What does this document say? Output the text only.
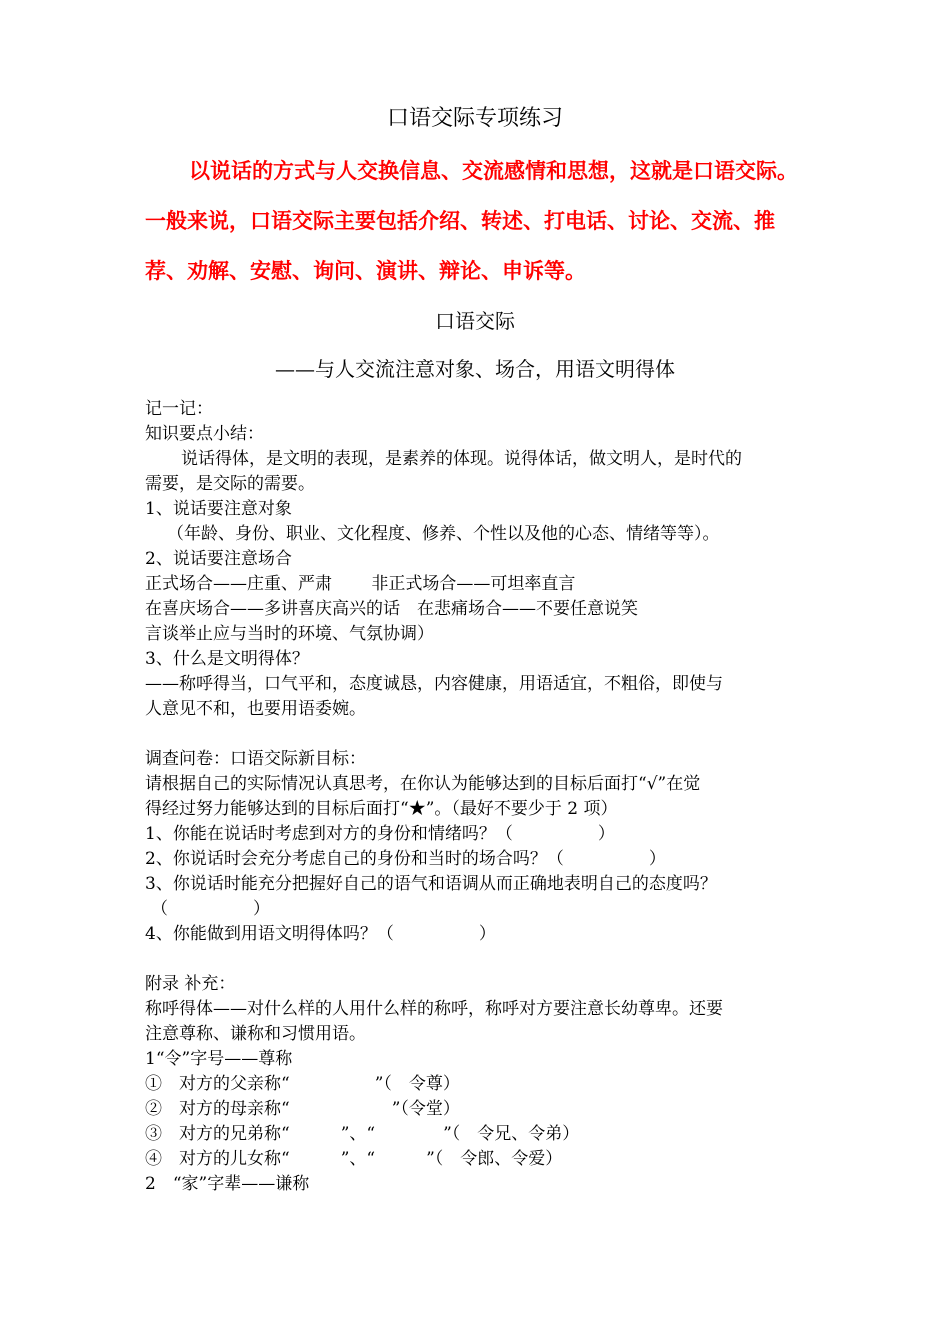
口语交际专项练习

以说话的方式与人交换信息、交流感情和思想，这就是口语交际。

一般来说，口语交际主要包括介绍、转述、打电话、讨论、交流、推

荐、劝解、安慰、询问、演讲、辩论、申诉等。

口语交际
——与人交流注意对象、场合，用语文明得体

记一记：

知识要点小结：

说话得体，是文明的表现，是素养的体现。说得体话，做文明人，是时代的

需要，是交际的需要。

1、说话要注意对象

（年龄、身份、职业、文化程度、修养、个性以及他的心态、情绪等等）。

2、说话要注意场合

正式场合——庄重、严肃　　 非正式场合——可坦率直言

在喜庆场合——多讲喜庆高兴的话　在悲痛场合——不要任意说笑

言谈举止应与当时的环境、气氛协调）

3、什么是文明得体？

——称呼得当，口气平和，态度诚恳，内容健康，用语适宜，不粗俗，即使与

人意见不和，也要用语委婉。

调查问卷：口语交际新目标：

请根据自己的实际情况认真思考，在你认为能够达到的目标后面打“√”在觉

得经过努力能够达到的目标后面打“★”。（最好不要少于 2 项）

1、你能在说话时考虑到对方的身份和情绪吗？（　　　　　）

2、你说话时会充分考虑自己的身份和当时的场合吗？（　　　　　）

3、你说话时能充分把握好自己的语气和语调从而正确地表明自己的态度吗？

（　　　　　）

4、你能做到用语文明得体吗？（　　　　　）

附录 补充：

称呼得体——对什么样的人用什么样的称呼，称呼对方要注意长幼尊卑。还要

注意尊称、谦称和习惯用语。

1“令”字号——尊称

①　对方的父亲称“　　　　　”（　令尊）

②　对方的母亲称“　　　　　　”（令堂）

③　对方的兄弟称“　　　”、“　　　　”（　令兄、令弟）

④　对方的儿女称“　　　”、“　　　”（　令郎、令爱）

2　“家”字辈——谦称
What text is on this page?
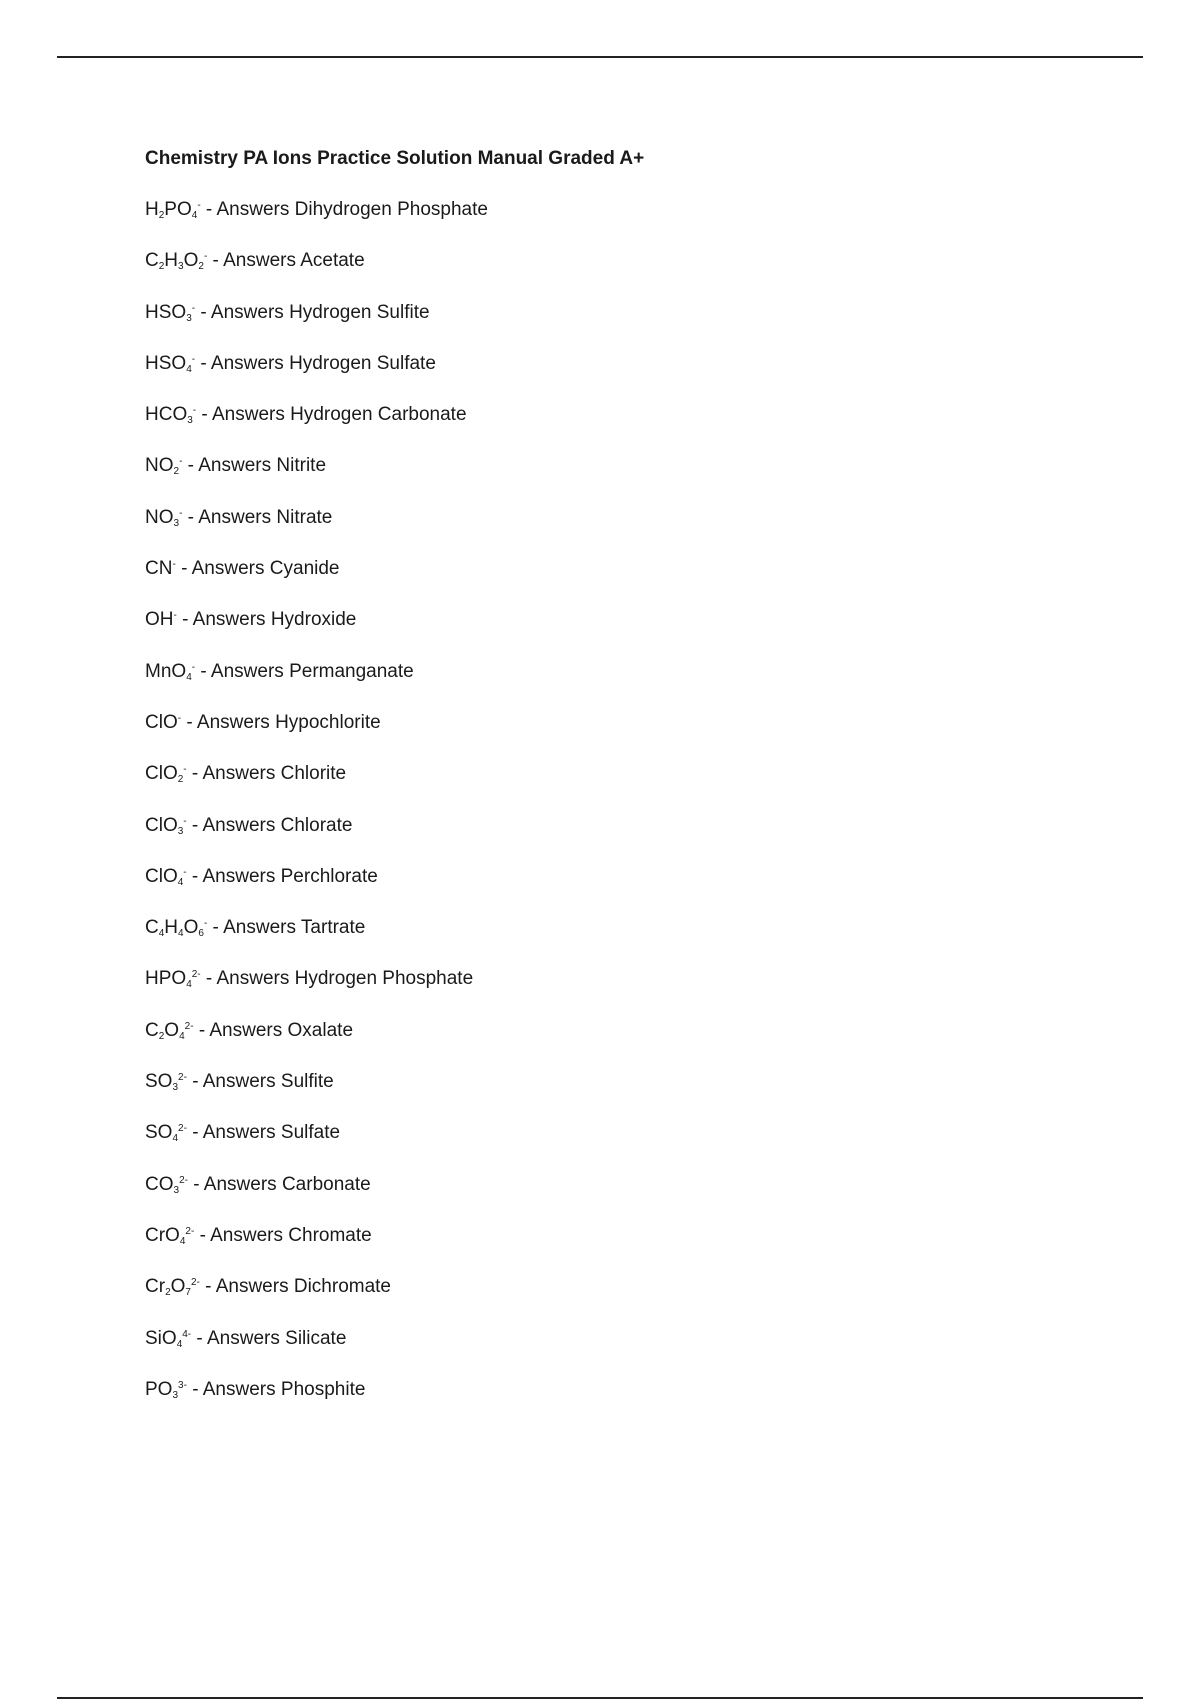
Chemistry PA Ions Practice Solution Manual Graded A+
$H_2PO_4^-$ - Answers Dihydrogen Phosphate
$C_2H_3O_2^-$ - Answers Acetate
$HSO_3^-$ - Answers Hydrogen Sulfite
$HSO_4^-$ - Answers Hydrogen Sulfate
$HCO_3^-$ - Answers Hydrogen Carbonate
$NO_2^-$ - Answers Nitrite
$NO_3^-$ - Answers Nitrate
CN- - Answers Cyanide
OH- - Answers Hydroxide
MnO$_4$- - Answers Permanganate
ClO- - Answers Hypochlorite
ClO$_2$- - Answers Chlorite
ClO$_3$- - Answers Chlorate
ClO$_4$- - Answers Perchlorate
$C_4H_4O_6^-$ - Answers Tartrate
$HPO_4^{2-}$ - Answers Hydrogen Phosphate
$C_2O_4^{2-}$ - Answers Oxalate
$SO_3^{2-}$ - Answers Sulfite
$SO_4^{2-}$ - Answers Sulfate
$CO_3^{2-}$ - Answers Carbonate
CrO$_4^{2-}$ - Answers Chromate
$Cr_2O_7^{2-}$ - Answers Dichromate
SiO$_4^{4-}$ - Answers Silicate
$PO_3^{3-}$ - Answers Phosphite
· · · ·
Exercise task: Copy, from the material above, each line in which the string "Phosphate" occurs.

Final result:
$H_2PO_4^-$ - Answers Dihydrogen Phosphate
$HPO_4^{2-}$ - Answers Hydrogen Phosphate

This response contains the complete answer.